Records
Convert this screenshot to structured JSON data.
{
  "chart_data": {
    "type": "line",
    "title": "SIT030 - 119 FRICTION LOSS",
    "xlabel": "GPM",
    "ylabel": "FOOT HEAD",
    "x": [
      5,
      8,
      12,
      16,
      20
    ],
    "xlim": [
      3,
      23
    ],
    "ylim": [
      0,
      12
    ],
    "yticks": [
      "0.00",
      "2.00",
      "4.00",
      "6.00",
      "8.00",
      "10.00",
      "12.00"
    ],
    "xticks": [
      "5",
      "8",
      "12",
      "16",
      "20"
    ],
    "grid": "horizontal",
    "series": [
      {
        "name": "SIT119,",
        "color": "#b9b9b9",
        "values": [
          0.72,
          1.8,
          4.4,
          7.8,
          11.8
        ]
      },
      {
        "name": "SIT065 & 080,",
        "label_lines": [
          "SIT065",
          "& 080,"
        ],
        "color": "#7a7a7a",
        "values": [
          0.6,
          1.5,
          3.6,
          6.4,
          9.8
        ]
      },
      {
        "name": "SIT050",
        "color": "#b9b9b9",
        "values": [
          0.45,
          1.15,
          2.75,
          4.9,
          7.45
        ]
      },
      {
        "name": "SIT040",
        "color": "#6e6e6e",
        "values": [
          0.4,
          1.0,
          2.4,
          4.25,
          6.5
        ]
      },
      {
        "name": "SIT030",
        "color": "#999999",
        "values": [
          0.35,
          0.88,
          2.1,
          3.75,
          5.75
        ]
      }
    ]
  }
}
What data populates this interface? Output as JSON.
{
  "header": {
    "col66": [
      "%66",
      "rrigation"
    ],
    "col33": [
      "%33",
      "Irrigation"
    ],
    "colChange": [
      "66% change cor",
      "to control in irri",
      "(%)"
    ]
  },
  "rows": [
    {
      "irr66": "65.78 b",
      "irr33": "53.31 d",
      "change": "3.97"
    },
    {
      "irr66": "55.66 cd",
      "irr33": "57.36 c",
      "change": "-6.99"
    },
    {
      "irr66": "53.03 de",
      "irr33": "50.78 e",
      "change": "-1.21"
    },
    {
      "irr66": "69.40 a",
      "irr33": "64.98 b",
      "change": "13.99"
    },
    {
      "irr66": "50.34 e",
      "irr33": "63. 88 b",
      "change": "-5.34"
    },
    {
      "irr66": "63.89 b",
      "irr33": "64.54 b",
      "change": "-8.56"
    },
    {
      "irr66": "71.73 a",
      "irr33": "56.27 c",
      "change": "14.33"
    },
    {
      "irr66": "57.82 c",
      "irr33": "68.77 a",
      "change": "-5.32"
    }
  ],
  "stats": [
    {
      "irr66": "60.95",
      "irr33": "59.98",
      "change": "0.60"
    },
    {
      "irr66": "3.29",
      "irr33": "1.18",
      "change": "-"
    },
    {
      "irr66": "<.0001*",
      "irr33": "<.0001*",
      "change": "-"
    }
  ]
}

Exercise aim
Take the entries above and transcribe them exactly.

Solution for this exercise
Convert this screenshot to structured JSON data.
{
  "chart_data": {
    "type": "line",
    "title": "SIT030 - 119 FRICTION LOSS",
    "xlabel": "GPM",
    "ylabel": "FOOT HEAD",
    "x": [
      5,
      8,
      12,
      16,
      20
    ],
    "xlim": [
      3,
      23
    ],
    "ylim": [
      0,
      12
    ],
    "yticks": [
      "0.00",
      "2.00",
      "4.00",
      "6.00",
      "8.00",
      "10.00",
      "12.00"
    ],
    "xticks": [
      "5",
      "8",
      "12",
      "16",
      "20"
    ],
    "grid": "horizontal",
    "series": [
      {
        "name": "SIT119,",
        "color": "#b9b9b9",
        "values": [
          0.72,
          1.8,
          4.4,
          7.8,
          11.8
        ]
      },
      {
        "name": "SIT065 & 080,",
        "label_lines": [
          "SIT065",
          "& 080,"
        ],
        "color": "#7a7a7a",
        "values": [
          0.6,
          1.5,
          3.6,
          6.4,
          9.8
        ]
      },
      {
        "name": "SIT050",
        "color": "#b9b9b9",
        "values": [
          0.45,
          1.15,
          2.75,
          4.9,
          7.45
        ]
      },
      {
        "name": "SIT040",
        "color": "#6e6e6e",
        "values": [
          0.4,
          1.0,
          2.4,
          4.25,
          6.5
        ]
      },
      {
        "name": "SIT030",
        "color": "#999999",
        "values": [
          0.35,
          0.88,
          2.1,
          3.75,
          5.75
        ]
      }
    ]
  }
}
What data populates this interface? Output as JSON.
{
  "header": {
    "col66": [
      "%66",
      "rrigation"
    ],
    "col33": [
      "%33",
      "Irrigation"
    ],
    "colChange": [
      "66% change cor",
      "to control in irri",
      "(%)"
    ]
  },
  "rows": [
    {
      "irr66": "65.78 b",
      "irr33": "53.31 d",
      "change": "3.97"
    },
    {
      "irr66": "55.66 cd",
      "irr33": "57.36 c",
      "change": "-6.99"
    },
    {
      "irr66": "53.03 de",
      "irr33": "50.78 e",
      "change": "-1.21"
    },
    {
      "irr66": "69.40 a",
      "irr33": "64.98 b",
      "change": "13.99"
    },
    {
      "irr66": "50.34 e",
      "irr33": "63. 88 b",
      "change": "-5.34"
    },
    {
      "irr66": "63.89 b",
      "irr33": "64.54 b",
      "change": "-8.56"
    },
    {
      "irr66": "71.73 a",
      "irr33": "56.27 c",
      "change": "14.33"
    },
    {
      "irr66": "57.82 c",
      "irr33": "68.77 a",
      "change": "-5.32"
    }
  ],
  "stats": [
    {
      "irr66": "60.95",
      "irr33": "59.98",
      "change": "0.60"
    },
    {
      "irr66": "3.29",
      "irr33": "1.18",
      "change": "-"
    },
    {
      "irr66": "<.0001*",
      "irr33": "<.0001*",
      "change": "-"
    }
  ]
}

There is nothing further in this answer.